━━━ Extracted data ━━━

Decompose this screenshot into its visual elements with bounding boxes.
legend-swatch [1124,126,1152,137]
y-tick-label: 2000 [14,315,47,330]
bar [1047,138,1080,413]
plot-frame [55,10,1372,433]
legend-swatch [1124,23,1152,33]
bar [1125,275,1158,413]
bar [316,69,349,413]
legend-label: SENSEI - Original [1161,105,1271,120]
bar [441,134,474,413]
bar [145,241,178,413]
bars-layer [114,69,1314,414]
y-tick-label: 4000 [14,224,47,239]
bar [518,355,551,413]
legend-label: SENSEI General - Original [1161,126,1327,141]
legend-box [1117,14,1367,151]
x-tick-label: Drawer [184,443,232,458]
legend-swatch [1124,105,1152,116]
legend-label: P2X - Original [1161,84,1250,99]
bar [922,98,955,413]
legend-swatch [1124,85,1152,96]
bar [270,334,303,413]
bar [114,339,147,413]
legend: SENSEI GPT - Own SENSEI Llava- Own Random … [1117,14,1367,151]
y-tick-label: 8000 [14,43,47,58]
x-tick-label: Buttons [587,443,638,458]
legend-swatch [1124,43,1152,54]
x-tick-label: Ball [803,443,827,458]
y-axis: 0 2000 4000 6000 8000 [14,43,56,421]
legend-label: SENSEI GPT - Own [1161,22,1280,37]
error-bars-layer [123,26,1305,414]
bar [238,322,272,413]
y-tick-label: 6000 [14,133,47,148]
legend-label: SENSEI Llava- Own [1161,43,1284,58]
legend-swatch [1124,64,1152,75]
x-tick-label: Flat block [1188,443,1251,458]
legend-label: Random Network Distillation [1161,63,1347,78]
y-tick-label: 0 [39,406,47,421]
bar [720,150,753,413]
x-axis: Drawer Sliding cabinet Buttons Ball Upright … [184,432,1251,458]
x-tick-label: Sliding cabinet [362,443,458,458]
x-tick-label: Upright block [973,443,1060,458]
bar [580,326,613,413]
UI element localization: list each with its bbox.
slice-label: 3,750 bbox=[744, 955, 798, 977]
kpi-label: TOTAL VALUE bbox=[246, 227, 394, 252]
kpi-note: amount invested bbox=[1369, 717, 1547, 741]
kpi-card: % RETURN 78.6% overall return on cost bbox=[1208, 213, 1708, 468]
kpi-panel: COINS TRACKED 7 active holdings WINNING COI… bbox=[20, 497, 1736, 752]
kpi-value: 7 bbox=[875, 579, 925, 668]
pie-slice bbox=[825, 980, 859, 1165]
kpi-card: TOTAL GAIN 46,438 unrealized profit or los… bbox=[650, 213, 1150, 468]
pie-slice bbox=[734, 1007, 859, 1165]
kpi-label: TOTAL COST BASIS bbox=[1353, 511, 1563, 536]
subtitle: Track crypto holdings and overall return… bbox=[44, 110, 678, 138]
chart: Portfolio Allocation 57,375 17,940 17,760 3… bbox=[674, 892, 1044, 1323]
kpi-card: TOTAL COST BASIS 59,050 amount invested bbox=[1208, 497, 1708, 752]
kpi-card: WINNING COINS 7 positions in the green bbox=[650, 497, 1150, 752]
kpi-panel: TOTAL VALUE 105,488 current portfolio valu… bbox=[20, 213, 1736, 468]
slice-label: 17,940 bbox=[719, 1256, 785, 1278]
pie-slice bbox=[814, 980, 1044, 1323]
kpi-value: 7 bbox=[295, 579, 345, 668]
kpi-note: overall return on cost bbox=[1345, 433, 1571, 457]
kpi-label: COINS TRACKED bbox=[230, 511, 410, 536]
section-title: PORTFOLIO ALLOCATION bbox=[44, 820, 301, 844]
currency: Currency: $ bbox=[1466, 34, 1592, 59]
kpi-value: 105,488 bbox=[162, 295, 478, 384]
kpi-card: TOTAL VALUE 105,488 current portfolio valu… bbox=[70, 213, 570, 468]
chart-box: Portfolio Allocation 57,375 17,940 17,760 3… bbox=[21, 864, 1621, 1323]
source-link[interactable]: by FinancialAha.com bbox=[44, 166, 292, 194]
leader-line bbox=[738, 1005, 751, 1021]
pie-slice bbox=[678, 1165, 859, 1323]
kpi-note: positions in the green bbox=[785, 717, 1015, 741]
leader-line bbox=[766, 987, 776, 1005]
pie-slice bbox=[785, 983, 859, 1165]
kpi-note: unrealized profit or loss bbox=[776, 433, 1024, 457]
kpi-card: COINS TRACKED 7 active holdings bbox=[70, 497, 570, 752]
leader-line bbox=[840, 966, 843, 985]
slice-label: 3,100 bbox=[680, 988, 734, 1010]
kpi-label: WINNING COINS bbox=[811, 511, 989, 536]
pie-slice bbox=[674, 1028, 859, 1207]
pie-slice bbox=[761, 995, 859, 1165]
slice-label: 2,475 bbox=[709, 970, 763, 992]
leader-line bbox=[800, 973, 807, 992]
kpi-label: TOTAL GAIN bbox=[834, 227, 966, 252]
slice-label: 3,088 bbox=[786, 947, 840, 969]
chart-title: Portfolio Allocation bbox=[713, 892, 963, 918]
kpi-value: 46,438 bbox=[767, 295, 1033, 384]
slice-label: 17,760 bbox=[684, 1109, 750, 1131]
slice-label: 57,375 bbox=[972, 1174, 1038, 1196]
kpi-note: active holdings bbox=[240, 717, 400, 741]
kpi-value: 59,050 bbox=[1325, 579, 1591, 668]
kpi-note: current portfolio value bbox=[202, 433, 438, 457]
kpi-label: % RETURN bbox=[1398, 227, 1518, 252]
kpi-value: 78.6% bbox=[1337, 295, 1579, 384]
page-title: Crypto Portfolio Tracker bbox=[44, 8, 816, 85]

━━━

» What the exercise asks
Copy everything from the very start of the material down to the line containing "bar [114,339,147,413]", including that line, and leave every line unchanged.

» Solution
Decompose this screenshot into its visual elements with bounding boxes.
legend-swatch [1124,126,1152,137]
y-tick-label: 2000 [14,315,47,330]
bar [1047,138,1080,413]
plot-frame [55,10,1372,433]
legend-swatch [1124,23,1152,33]
bar [1125,275,1158,413]
bar [316,69,349,413]
legend-label: SENSEI - Original [1161,105,1271,120]
bar [441,134,474,413]
bar [145,241,178,413]
bars-layer [114,69,1314,414]
y-tick-label: 4000 [14,224,47,239]
bar [518,355,551,413]
legend-label: SENSEI General - Original [1161,126,1327,141]
legend-box [1117,14,1367,151]
x-tick-label: Drawer [184,443,232,458]
legend-swatch [1124,105,1152,116]
legend-label: P2X - Original [1161,84,1250,99]
bar [922,98,955,413]
legend-swatch [1124,85,1152,96]
bar [270,334,303,413]
bar [114,339,147,413]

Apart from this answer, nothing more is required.